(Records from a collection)

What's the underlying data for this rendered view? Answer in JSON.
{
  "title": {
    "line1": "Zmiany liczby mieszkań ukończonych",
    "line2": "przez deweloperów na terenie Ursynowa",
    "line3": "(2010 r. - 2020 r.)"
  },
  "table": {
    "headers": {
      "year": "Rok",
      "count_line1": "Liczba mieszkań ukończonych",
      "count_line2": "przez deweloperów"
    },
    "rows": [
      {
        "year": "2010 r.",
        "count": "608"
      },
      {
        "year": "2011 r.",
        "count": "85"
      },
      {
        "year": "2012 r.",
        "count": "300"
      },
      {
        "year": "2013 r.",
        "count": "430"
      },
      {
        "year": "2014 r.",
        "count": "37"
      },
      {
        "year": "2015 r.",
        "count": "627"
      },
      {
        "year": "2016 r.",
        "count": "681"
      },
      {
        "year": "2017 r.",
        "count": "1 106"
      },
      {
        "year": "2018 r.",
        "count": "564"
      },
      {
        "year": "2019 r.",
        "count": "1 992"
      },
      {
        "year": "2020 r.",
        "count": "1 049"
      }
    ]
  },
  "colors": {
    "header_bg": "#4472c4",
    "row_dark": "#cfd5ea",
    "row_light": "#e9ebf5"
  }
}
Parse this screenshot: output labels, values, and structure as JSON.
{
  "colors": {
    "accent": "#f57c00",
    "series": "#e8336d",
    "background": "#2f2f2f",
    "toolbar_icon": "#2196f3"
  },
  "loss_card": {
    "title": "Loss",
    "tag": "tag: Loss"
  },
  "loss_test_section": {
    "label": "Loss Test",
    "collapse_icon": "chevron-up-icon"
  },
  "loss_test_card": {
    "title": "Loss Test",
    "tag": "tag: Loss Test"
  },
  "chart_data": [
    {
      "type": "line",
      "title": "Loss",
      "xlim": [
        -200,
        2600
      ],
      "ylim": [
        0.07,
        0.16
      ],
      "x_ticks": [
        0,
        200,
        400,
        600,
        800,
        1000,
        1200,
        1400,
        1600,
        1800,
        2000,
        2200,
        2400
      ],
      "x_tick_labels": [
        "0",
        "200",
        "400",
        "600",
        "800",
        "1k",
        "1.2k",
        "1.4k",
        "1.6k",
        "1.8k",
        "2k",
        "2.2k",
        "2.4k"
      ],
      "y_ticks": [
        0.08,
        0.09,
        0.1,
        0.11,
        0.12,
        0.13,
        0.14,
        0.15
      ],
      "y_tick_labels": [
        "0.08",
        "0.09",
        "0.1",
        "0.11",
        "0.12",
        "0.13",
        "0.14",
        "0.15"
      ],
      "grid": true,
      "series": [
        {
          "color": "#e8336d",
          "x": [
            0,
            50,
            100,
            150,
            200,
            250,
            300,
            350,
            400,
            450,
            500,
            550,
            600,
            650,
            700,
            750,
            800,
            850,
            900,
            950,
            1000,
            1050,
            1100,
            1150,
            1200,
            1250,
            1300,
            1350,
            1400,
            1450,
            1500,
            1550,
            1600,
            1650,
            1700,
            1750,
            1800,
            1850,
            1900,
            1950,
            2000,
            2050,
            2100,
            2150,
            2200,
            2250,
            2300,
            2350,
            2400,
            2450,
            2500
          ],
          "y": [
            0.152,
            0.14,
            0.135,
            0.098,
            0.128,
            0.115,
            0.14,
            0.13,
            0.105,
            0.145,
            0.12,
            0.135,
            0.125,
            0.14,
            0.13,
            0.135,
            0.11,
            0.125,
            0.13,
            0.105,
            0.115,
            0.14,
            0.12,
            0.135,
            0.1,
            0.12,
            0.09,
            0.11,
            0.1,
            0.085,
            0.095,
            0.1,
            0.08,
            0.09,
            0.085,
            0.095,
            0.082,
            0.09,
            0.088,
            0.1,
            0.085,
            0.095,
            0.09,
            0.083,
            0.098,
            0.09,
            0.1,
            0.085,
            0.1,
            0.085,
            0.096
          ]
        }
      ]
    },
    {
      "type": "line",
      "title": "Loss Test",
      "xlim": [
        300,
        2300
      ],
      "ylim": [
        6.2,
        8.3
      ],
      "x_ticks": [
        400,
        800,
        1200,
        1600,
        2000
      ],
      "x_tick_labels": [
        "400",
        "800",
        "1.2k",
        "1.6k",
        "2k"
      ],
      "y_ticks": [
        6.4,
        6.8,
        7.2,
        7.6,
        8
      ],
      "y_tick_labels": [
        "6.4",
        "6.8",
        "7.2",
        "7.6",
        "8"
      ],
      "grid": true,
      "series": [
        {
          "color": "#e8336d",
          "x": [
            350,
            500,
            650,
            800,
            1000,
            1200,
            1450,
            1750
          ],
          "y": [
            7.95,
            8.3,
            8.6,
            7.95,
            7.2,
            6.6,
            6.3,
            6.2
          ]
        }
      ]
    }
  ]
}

(THE PROBLEM) Your task is to transcribe the material exactly.

(WRITTEN ANSWER)
What's the underlying data for this rendered view? Answer in JSON.
{
  "title": {
    "line1": "Zmiany liczby mieszkań ukończonych",
    "line2": "przez deweloperów na terenie Ursynowa",
    "line3": "(2010 r. - 2020 r.)"
  },
  "table": {
    "headers": {
      "year": "Rok",
      "count_line1": "Liczba mieszkań ukończonych",
      "count_line2": "przez deweloperów"
    },
    "rows": [
      {
        "year": "2010 r.",
        "count": "608"
      },
      {
        "year": "2011 r.",
        "count": "85"
      },
      {
        "year": "2012 r.",
        "count": "300"
      },
      {
        "year": "2013 r.",
        "count": "430"
      },
      {
        "year": "2014 r.",
        "count": "37"
      },
      {
        "year": "2015 r.",
        "count": "627"
      },
      {
        "year": "2016 r.",
        "count": "681"
      },
      {
        "year": "2017 r.",
        "count": "1 106"
      },
      {
        "year": "2018 r.",
        "count": "564"
      },
      {
        "year": "2019 r.",
        "count": "1 992"
      },
      {
        "year": "2020 r.",
        "count": "1 049"
      }
    ]
  },
  "colors": {
    "header_bg": "#4472c4",
    "row_dark": "#cfd5ea",
    "row_light": "#e9ebf5"
  }
}
Parse this screenshot: output labels, values, and structure as JSON.
{
  "colors": {
    "accent": "#f57c00",
    "series": "#e8336d",
    "background": "#2f2f2f",
    "toolbar_icon": "#2196f3"
  },
  "loss_card": {
    "title": "Loss",
    "tag": "tag: Loss"
  },
  "loss_test_section": {
    "label": "Loss Test",
    "collapse_icon": "chevron-up-icon"
  },
  "loss_test_card": {
    "title": "Loss Test",
    "tag": "tag: Loss Test"
  },
  "chart_data": [
    {
      "type": "line",
      "title": "Loss",
      "xlim": [
        -200,
        2600
      ],
      "ylim": [
        0.07,
        0.16
      ],
      "x_ticks": [
        0,
        200,
        400,
        600,
        800,
        1000,
        1200,
        1400,
        1600,
        1800,
        2000,
        2200,
        2400
      ],
      "x_tick_labels": [
        "0",
        "200",
        "400",
        "600",
        "800",
        "1k",
        "1.2k",
        "1.4k",
        "1.6k",
        "1.8k",
        "2k",
        "2.2k",
        "2.4k"
      ],
      "y_ticks": [
        0.08,
        0.09,
        0.1,
        0.11,
        0.12,
        0.13,
        0.14,
        0.15
      ],
      "y_tick_labels": [
        "0.08",
        "0.09",
        "0.1",
        "0.11",
        "0.12",
        "0.13",
        "0.14",
        "0.15"
      ],
      "grid": true,
      "series": [
        {
          "color": "#e8336d",
          "x": [
            0,
            50,
            100,
            150,
            200,
            250,
            300,
            350,
            400,
            450,
            500,
            550,
            600,
            650,
            700,
            750,
            800,
            850,
            900,
            950,
            1000,
            1050,
            1100,
            1150,
            1200,
            1250,
            1300,
            1350,
            1400,
            1450,
            1500,
            1550,
            1600,
            1650,
            1700,
            1750,
            1800,
            1850,
            1900,
            1950,
            2000,
            2050,
            2100,
            2150,
            2200,
            2250,
            2300,
            2350,
            2400,
            2450,
            2500
          ],
          "y": [
            0.152,
            0.14,
            0.135,
            0.098,
            0.128,
            0.115,
            0.14,
            0.13,
            0.105,
            0.145,
            0.12,
            0.135,
            0.125,
            0.14,
            0.13,
            0.135,
            0.11,
            0.125,
            0.13,
            0.105,
            0.115,
            0.14,
            0.12,
            0.135,
            0.1,
            0.12,
            0.09,
            0.11,
            0.1,
            0.085,
            0.095,
            0.1,
            0.08,
            0.09,
            0.085,
            0.095,
            0.082,
            0.09,
            0.088,
            0.1,
            0.085,
            0.095,
            0.09,
            0.083,
            0.098,
            0.09,
            0.1,
            0.085,
            0.1,
            0.085,
            0.096
          ]
        }
      ]
    },
    {
      "type": "line",
      "title": "Loss Test",
      "xlim": [
        300,
        2300
      ],
      "ylim": [
        6.2,
        8.3
      ],
      "x_ticks": [
        400,
        800,
        1200,
        1600,
        2000
      ],
      "x_tick_labels": [
        "400",
        "800",
        "1.2k",
        "1.6k",
        "2k"
      ],
      "y_ticks": [
        6.4,
        6.8,
        7.2,
        7.6,
        8
      ],
      "y_tick_labels": [
        "6.4",
        "6.8",
        "7.2",
        "7.6",
        "8"
      ],
      "grid": true,
      "series": [
        {
          "color": "#e8336d",
          "x": [
            350,
            500,
            650,
            800,
            1000,
            1200,
            1450,
            1750
          ],
          "y": [
            7.95,
            8.3,
            8.6,
            7.95,
            7.2,
            6.6,
            6.3,
            6.2
          ]
        }
      ]
    }
  ]
}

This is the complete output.